Items from a data source:
- - - - - - -

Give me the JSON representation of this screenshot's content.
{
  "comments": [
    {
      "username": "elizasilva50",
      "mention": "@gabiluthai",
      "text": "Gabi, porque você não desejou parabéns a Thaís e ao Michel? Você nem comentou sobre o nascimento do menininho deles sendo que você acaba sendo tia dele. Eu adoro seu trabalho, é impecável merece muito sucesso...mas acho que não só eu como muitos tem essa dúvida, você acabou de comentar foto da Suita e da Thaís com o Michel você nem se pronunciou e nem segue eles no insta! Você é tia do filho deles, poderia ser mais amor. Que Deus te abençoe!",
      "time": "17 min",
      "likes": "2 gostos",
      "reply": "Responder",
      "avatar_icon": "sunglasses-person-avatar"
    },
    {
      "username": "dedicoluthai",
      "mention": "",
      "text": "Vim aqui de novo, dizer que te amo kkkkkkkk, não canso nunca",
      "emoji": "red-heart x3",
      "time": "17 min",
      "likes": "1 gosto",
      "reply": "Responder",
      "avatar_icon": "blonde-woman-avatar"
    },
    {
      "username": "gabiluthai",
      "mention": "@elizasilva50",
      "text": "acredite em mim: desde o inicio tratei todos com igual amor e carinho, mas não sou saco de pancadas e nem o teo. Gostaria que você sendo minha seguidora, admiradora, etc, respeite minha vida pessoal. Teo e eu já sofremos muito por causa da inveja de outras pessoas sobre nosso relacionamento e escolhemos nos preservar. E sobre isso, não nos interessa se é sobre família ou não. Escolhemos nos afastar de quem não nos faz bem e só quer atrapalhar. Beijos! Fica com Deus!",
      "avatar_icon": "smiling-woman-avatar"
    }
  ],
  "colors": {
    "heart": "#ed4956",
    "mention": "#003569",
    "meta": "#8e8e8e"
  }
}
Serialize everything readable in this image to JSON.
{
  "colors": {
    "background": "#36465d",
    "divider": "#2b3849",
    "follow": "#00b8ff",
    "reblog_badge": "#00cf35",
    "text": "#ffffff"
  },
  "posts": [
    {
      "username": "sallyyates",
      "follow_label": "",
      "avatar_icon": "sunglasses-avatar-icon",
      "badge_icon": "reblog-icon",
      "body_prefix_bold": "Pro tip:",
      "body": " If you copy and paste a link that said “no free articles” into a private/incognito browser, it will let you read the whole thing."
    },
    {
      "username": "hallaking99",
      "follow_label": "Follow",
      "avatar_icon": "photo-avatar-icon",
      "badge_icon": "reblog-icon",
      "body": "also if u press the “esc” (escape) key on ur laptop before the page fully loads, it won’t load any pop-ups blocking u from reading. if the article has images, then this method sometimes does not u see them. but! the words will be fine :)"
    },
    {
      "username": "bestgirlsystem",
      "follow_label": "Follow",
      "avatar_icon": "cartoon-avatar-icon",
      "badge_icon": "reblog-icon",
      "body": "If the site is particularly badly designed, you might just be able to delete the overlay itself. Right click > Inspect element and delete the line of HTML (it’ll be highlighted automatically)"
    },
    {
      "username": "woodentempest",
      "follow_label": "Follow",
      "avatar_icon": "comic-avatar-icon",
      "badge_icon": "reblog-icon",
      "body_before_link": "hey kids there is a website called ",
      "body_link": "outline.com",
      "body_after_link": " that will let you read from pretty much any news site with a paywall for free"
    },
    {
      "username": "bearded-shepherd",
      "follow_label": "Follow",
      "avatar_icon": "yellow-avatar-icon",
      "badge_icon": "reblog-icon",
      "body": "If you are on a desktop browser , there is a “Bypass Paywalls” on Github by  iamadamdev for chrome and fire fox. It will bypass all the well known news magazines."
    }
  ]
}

- - - - - - -

> **Task objective**
Please output every record, keeping each line exact.

> **Task answer**
Give me the JSON representation of this screenshot's content.
{
  "comments": [
    {
      "username": "elizasilva50",
      "mention": "@gabiluthai",
      "text": "Gabi, porque você não desejou parabéns a Thaís e ao Michel? Você nem comentou sobre o nascimento do menininho deles sendo que você acaba sendo tia dele. Eu adoro seu trabalho, é impecável merece muito sucesso...mas acho que não só eu como muitos tem essa dúvida, você acabou de comentar foto da Suita e da Thaís com o Michel você nem se pronunciou e nem segue eles no insta! Você é tia do filho deles, poderia ser mais amor. Que Deus te abençoe!",
      "time": "17 min",
      "likes": "2 gostos",
      "reply": "Responder",
      "avatar_icon": "sunglasses-person-avatar"
    },
    {
      "username": "dedicoluthai",
      "mention": "",
      "text": "Vim aqui de novo, dizer que te amo kkkkkkkk, não canso nunca",
      "emoji": "red-heart x3",
      "time": "17 min",
      "likes": "1 gosto",
      "reply": "Responder",
      "avatar_icon": "blonde-woman-avatar"
    },
    {
      "username": "gabiluthai",
      "mention": "@elizasilva50",
      "text": "acredite em mim: desde o inicio tratei todos com igual amor e carinho, mas não sou saco de pancadas e nem o teo. Gostaria que você sendo minha seguidora, admiradora, etc, respeite minha vida pessoal. Teo e eu já sofremos muito por causa da inveja de outras pessoas sobre nosso relacionamento e escolhemos nos preservar. E sobre isso, não nos interessa se é sobre família ou não. Escolhemos nos afastar de quem não nos faz bem e só quer atrapalhar. Beijos! Fica com Deus!",
      "avatar_icon": "smiling-woman-avatar"
    }
  ],
  "colors": {
    "heart": "#ed4956",
    "mention": "#003569",
    "meta": "#8e8e8e"
  }
}
Serialize everything readable in this image to JSON.
{
  "colors": {
    "background": "#36465d",
    "divider": "#2b3849",
    "follow": "#00b8ff",
    "reblog_badge": "#00cf35",
    "text": "#ffffff"
  },
  "posts": [
    {
      "username": "sallyyates",
      "follow_label": "",
      "avatar_icon": "sunglasses-avatar-icon",
      "badge_icon": "reblog-icon",
      "body_prefix_bold": "Pro tip:",
      "body": " If you copy and paste a link that said “no free articles” into a private/incognito browser, it will let you read the whole thing."
    },
    {
      "username": "hallaking99",
      "follow_label": "Follow",
      "avatar_icon": "photo-avatar-icon",
      "badge_icon": "reblog-icon",
      "body": "also if u press the “esc” (escape) key on ur laptop before the page fully loads, it won’t load any pop-ups blocking u from reading. if the article has images, then this method sometimes does not u see them. but! the words will be fine :)"
    },
    {
      "username": "bestgirlsystem",
      "follow_label": "Follow",
      "avatar_icon": "cartoon-avatar-icon",
      "badge_icon": "reblog-icon",
      "body": "If the site is particularly badly designed, you might just be able to delete the overlay itself. Right click > Inspect element and delete the line of HTML (it’ll be highlighted automatically)"
    },
    {
      "username": "woodentempest",
      "follow_label": "Follow",
      "avatar_icon": "comic-avatar-icon",
      "badge_icon": "reblog-icon",
      "body_before_link": "hey kids there is a website called ",
      "body_link": "outline.com",
      "body_after_link": " that will let you read from pretty much any news site with a paywall for free"
    },
    {
      "username": "bearded-shepherd",
      "follow_label": "Follow",
      "avatar_icon": "yellow-avatar-icon",
      "badge_icon": "reblog-icon",
      "body": "If you are on a desktop browser , there is a “Bypass Paywalls” on Github by  iamadamdev for chrome and fire fox. It will bypass all the well known news magazines."
    }
  ]
}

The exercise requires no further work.